- **Objective**
Pull out every line below containing the word "name".

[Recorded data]
********************

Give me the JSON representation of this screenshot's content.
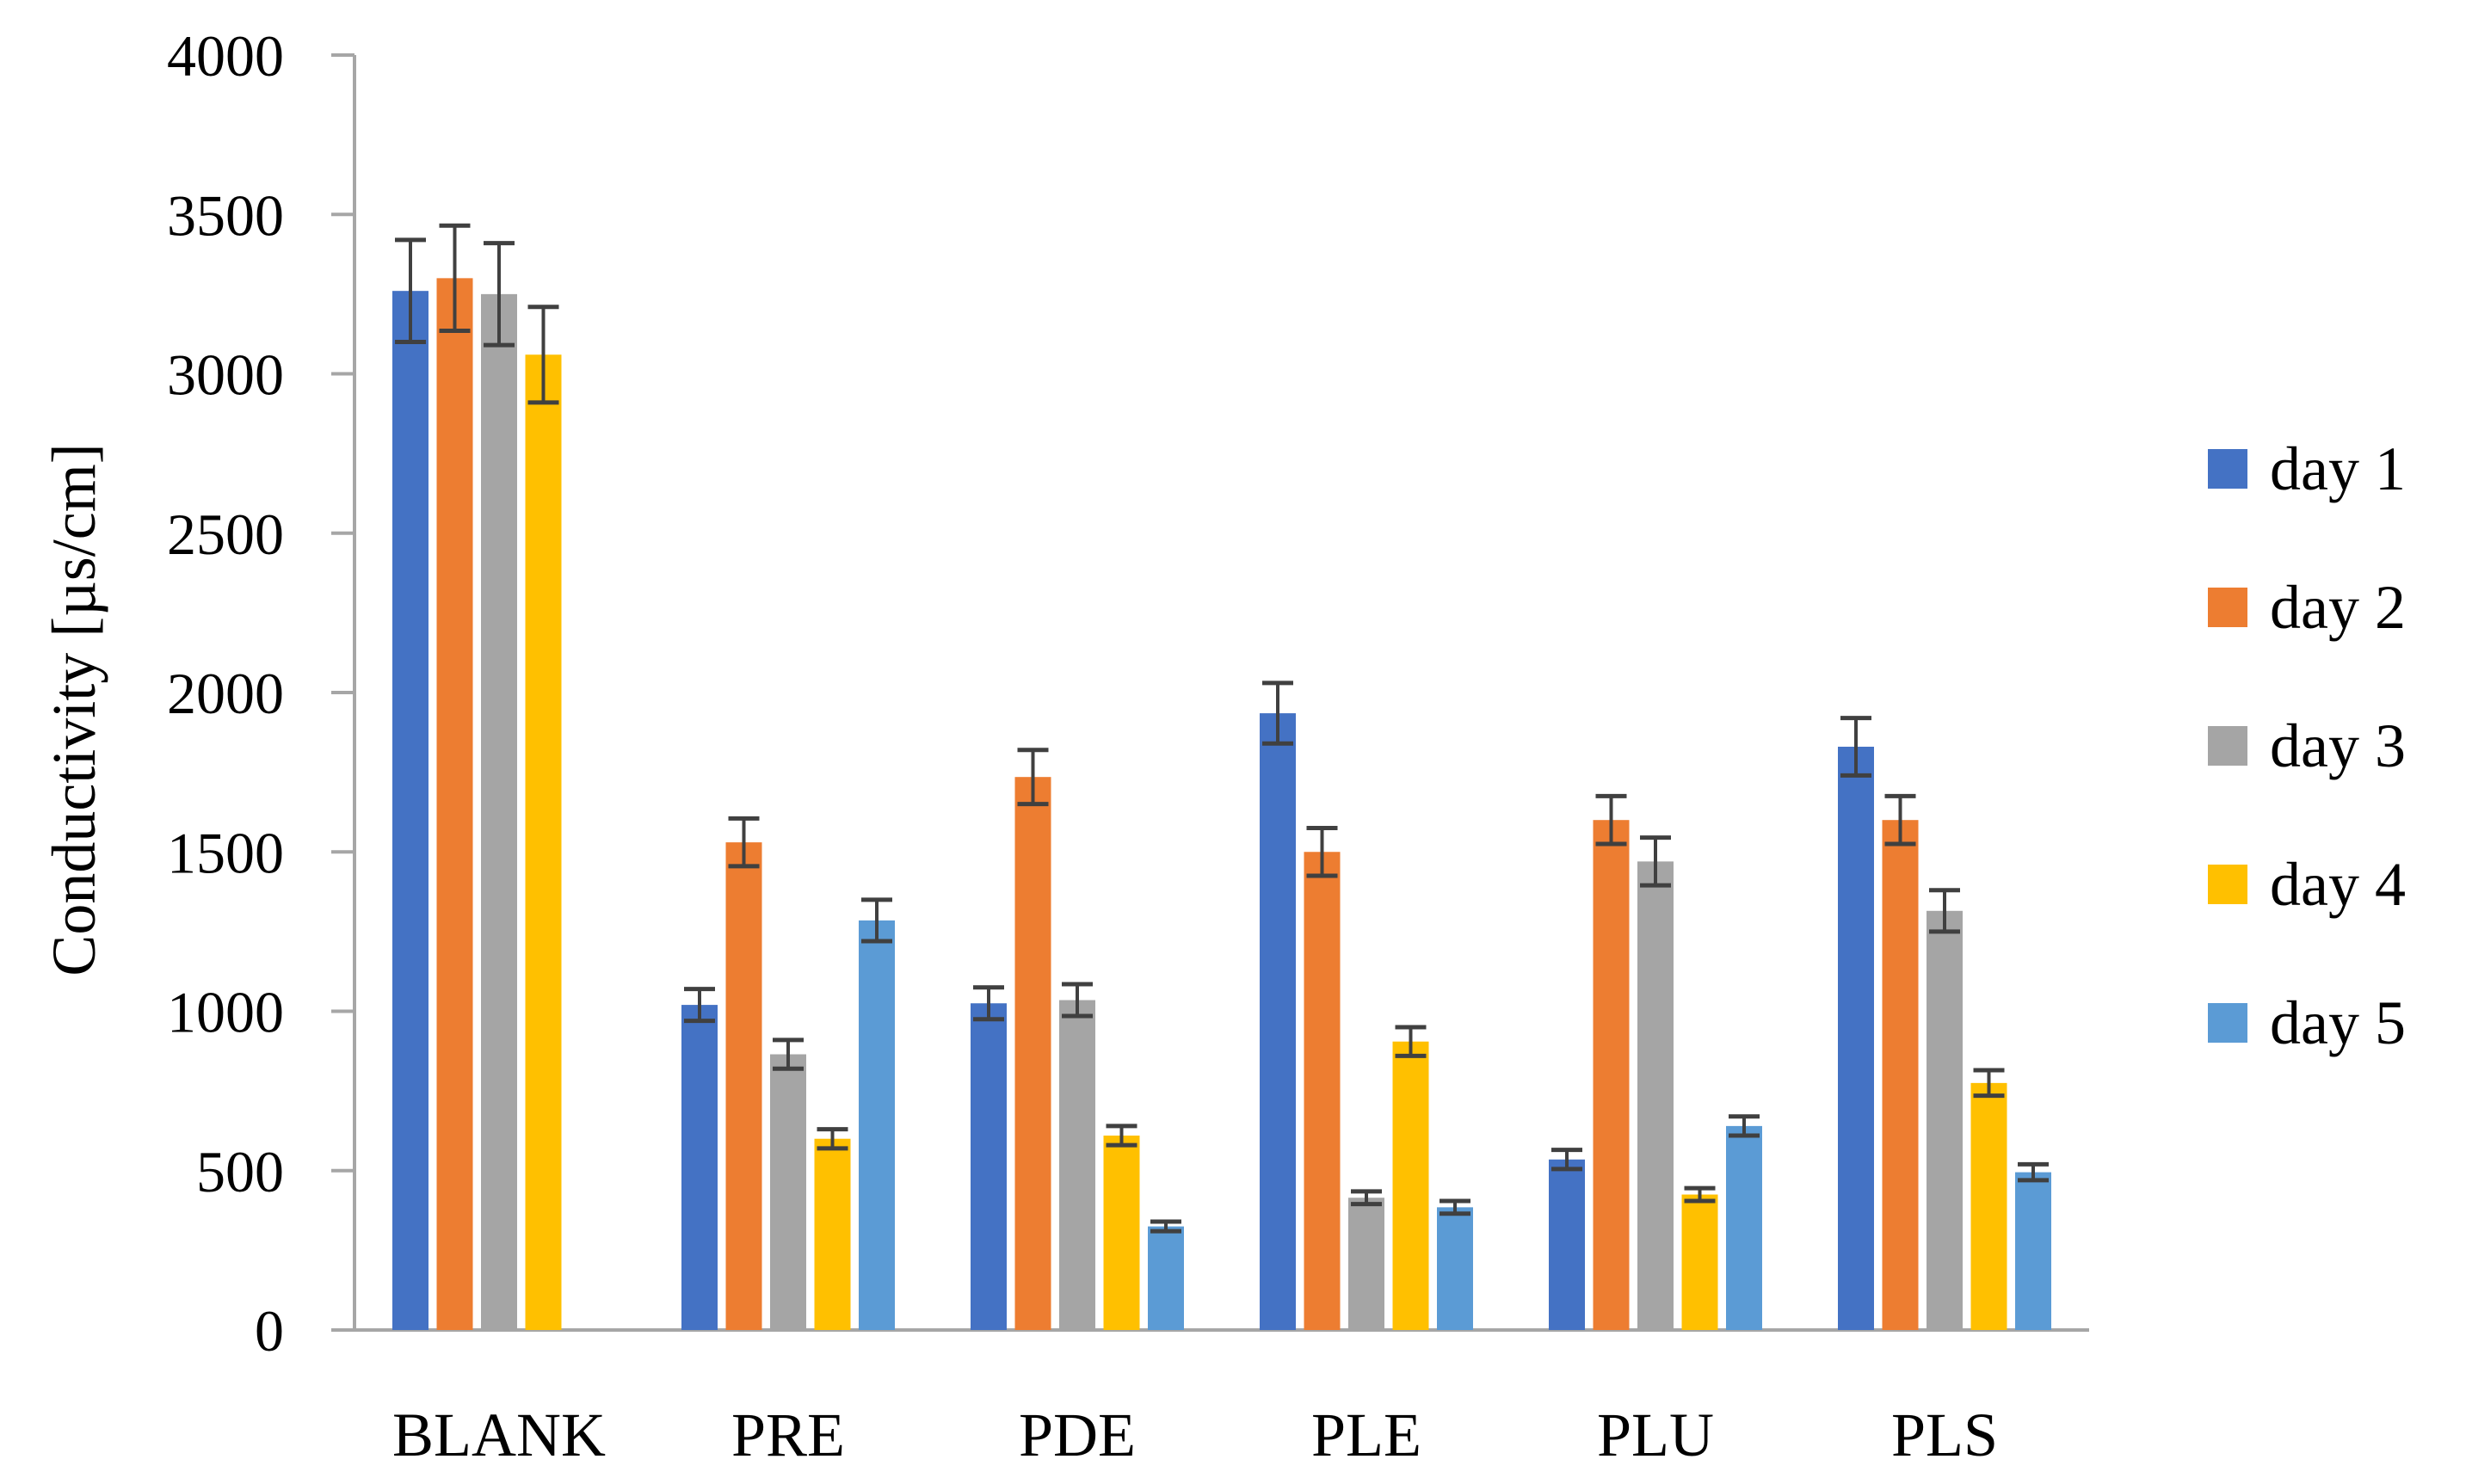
{
  "chart_data": {
    "type": "bar",
    "title": "",
    "xlabel": "",
    "ylabel": "Conductivity [µs/cm]",
    "ylim": [
      0,
      4000
    ],
    "ytick_step": 500,
    "yticks": [
      "0",
      "500",
      "1000",
      "1500",
      "2000",
      "2500",
      "3000",
      "3500",
      "4000"
    ],
    "grid": false,
    "legend_position": "right",
    "categories": [
      "BLANK",
      "PRE",
      "PDE",
      "PLE",
      "PLU",
      "PLS"
    ],
    "series": [
      {
        "name": "day 1",
        "color": "#4472C4",
        "values": [
          3260,
          1020,
          1025,
          1935,
          535,
          1830
        ],
        "errors": [
          160,
          50,
          50,
          95,
          30,
          90
        ]
      },
      {
        "name": "day 2",
        "color": "#ED7D31",
        "values": [
          3300,
          1530,
          1735,
          1500,
          1600,
          1600
        ],
        "errors": [
          165,
          75,
          85,
          75,
          75,
          75
        ]
      },
      {
        "name": "day 3",
        "color": "#A5A5A5",
        "values": [
          3250,
          865,
          1035,
          415,
          1470,
          1315
        ],
        "errors": [
          160,
          45,
          50,
          20,
          75,
          65
        ]
      },
      {
        "name": "day 4",
        "color": "#FFC000",
        "values": [
          3060,
          600,
          610,
          905,
          425,
          775
        ],
        "errors": [
          150,
          30,
          30,
          45,
          20,
          40
        ]
      },
      {
        "name": "day 5",
        "color": "#5B9BD5",
        "values": [
          null,
          1285,
          325,
          385,
          640,
          495
        ],
        "errors": [
          null,
          65,
          15,
          20,
          30,
          25
        ]
      }
    ]
  }
}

********************

- **Answer below**
        "name": "day 1",
        "name": "day 2",
        "name": "day 3",
        "name": "day 4",
        "name": "day 5",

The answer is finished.